## Goal
In the passage on Google's traffic acquisition costs, reproduce word for word the stretch that begins at "As you can see, in" and stops after "default search engine.".

## Selected passage
This all matters a great deal for a couple of reasons, the second of which we’ll come onto in a moment. But the single most obvious reason is that the economics of ad revenue from Google’s own sites is radically different from the economics for Network sites, and that’s because of how Google pays for traffic. On third-party sites, Google pays out most of the revenue to the site owner, whereas on its own sites it keeps the vast majority of the revenue. Google breaks out the traffic acquisition costs (TAC) for both these segments, and the stark differences are shown in the chart below:

Google TAC by segment Q2 2016 560px

As you can see, in the Network business, Google pays out at a rate very similar to the economics of the major app stores, at about 70% of revenue. For its own sites, however, Google’s TAC is a fraction of that, at around 9% in Q2 2016. These payments go to the sources of traffic to Google’s various websites, principally makers of browsers including Apple’s Safari which feature Google as a default search engine.

Interestingly, Network TAC had come down quite a bit for several years, but has recently spiked back up a little, though it’s been within a range from 67-71% for the last five years. Conversely, Google’s TAC for its own sites has been steadily rising, as its cut of revenues under various placement deals has been shrinking. With competition from Yahoo and Microsoft in particular rising over recent years, Google has had to pay more to retain its prime placement in various browsers.

## Data block
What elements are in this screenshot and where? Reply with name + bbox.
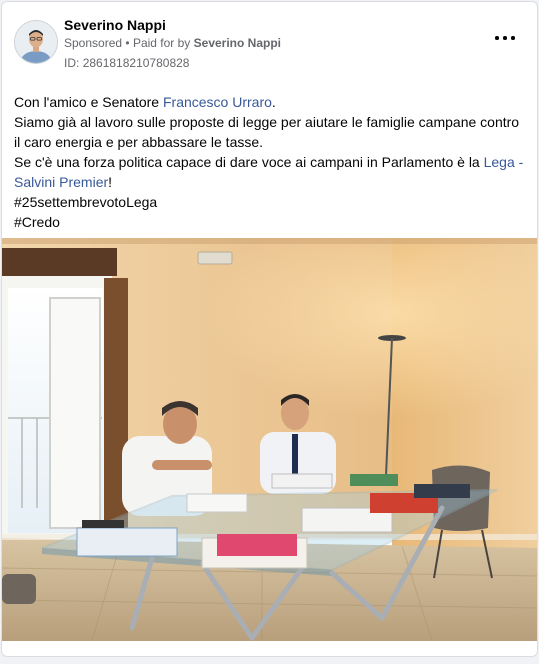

## Worked answer
As you can see, in the Network business, Google pays out at a rate very similar to the economics of the major app stores, at about 70% of revenue. For its own sites, however, Google’s TAC is a fraction of that, at around 9% in Q2 2016. These payments go to the sources of traffic to Google’s various websites, principally makers of browsers including Apple’s Safari which feature Google as a default search engine.